▶ _SHORT EXERCISE_
In the data below, pick out every line that contains the word "Nutrition" and copy each one in full.

::: PROVIDED RECORDS

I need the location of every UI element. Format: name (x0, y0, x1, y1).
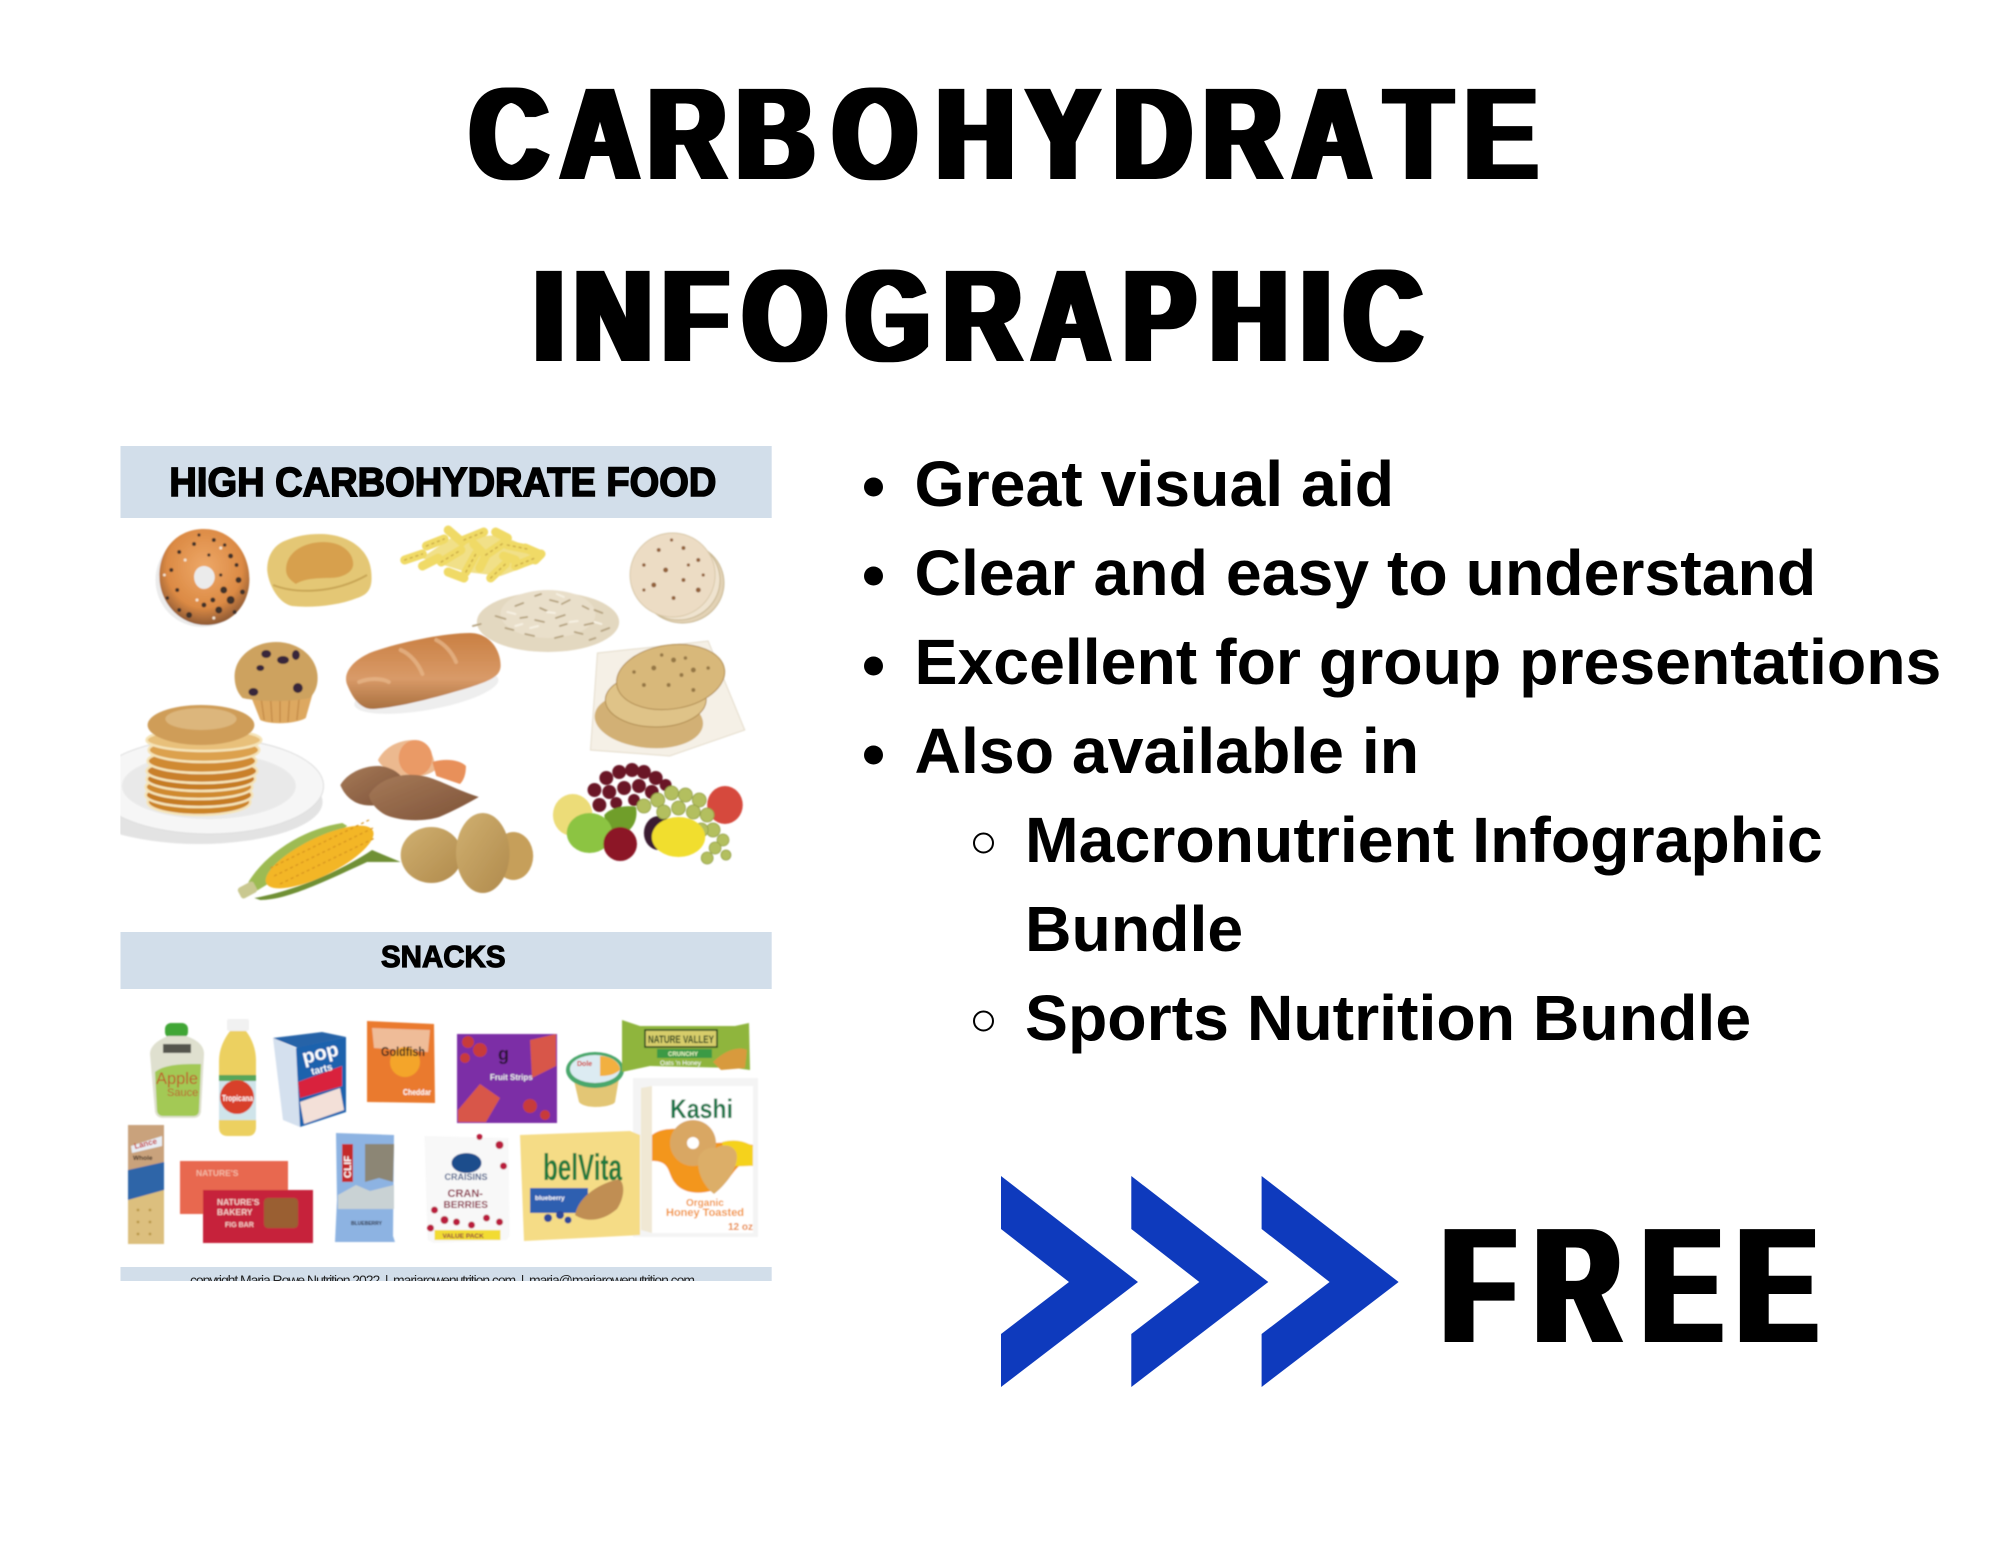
pop tarts box (273, 1032, 346, 1127)
lance crackers (128, 1125, 164, 1244)
free label: FREE (1443, 1195, 1816, 1378)
bagel (155, 529, 249, 627)
juice bottle (219, 1019, 256, 1136)
tortilla stack (630, 533, 724, 623)
mixed fruit (553, 763, 743, 864)
lance crackers: Lance (133, 1136, 158, 1151)
bullet: clear and easy: Clear and easy to understand (914, 537, 1816, 609)
sub-bullet: macronutrient bundle (974, 804, 1823, 965)
kashi box: Honey Toasted (666, 1207, 744, 1219)
fruit strips box: Fruit Strips (490, 1073, 533, 1082)
fruit strips box (457, 1034, 557, 1123)
kashi box (633, 1078, 758, 1237)
bullet list (864, 448, 1941, 1054)
sub-bullet: macronutrient bundle: Bundle (1025, 893, 1243, 965)
pancakes on plate (75, 705, 324, 844)
craisins bag: VALUE PACK (442, 1233, 484, 1240)
footer band with copyright: copyright Maria Rowe Nutrition 2022 | mariarowenutrition.com | maria@mariarowenutrition.com (190, 1272, 695, 1288)
granola bar: NATURE VALLEY (648, 1034, 714, 1046)
potatoes (401, 813, 533, 893)
arrows: three chevrons (1001, 1176, 1399, 1387)
sub-bullet: sports nutrition bundle: Sports Nutrition Bundle (1025, 982, 1751, 1054)
goldfish bag: Cheddar (403, 1088, 431, 1097)
bullet: also available in: Also available in (914, 715, 1419, 787)
juice bottle: Tropicana (222, 1093, 253, 1103)
snack photos group (128, 1019, 758, 1244)
header band: high carbohydrate food (120, 446, 772, 518)
title: CARBOHYDRATE (470, 62, 1537, 207)
header band: high carbohydrate food: HIGH CARBOHYDRATE FOOD (169, 459, 716, 505)
lance crackers: Whole (133, 1155, 153, 1162)
kashi box: Kashi (670, 1094, 733, 1124)
pasta (405, 530, 541, 578)
english muffin (267, 534, 372, 607)
nature's bakery bars: NATURE'S (196, 1168, 239, 1178)
granola bar (622, 1020, 750, 1072)
rice pile (473, 590, 619, 652)
nature's bakery bars: NATURE'S (217, 1197, 260, 1207)
nature's bakery bars (180, 1161, 313, 1243)
apple sauce pouch: Apple (156, 1069, 198, 1088)
food photos group (75, 529, 745, 900)
belvita box: blueberry (535, 1195, 565, 1202)
naan on plate (591, 638, 745, 756)
header band: snacks: SNACKS (381, 939, 506, 974)
pop tarts box: pop (300, 1039, 341, 1069)
craisins bag: CRAISINS (444, 1172, 488, 1182)
belvita box (520, 1131, 640, 1241)
pop tarts box: tarts (310, 1062, 334, 1078)
fruit cup (566, 1052, 624, 1107)
kashi box: Organic (686, 1198, 724, 1209)
nature's bakery bars: FIG BAR (225, 1222, 254, 1229)
footer band with copyright (120, 1267, 772, 1281)
title: INFOGRAPHIC (534, 244, 1422, 389)
bullet: great visual aid: Great visual aid (914, 448, 1394, 520)
clif bar: BLUEBERRY (351, 1221, 383, 1227)
title (470, 62, 1537, 389)
fruit strips box: g (498, 1044, 509, 1064)
kashi box: 12 oz (728, 1222, 753, 1233)
header band: snacks (120, 932, 772, 989)
craisins bag: CRAN- (448, 1188, 483, 1200)
apple sauce pouch (150, 1023, 204, 1118)
panel: food chart (75, 446, 772, 1288)
apple sauce pouch: Sauce (167, 1087, 198, 1099)
bullet: excellent for group: Excellent for group presentations (914, 626, 1941, 698)
clif bar: CLIF (343, 1156, 354, 1178)
clif bar (335, 1133, 395, 1242)
bread loaf (346, 633, 502, 723)
sub-bullet: macronutrient bundle: Macronutrient Infographic (1025, 804, 1823, 876)
craisins bag: BERRIES (444, 1200, 488, 1211)
fruit cup: Dole (577, 1061, 592, 1068)
belvita box: belVita (543, 1147, 622, 1188)
craisins bag (424, 1134, 510, 1243)
granola bar: CRUNCHY (668, 1052, 698, 1058)
blueberry muffin (235, 642, 318, 723)
granola bar: Oats 'n Honey (660, 1060, 702, 1067)
corn (237, 814, 401, 900)
goldfish bag: Goldfish (381, 1044, 425, 1059)
sweet potatoes (340, 740, 479, 820)
goldfish bag (367, 1021, 435, 1103)
nature's bakery bars: BAKERY (217, 1207, 253, 1217)
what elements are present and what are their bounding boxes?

::::::

▶ _THE SOLUTION_
footer band with copyright: copyright Maria Rowe Nutrition 2022 | mariarowenutrition.com | maria@mariarowenutrition.com (190, 1272, 695, 1288)
sub-bullet: sports nutrition bundle: Sports Nutrition Bundle (1025, 982, 1751, 1054)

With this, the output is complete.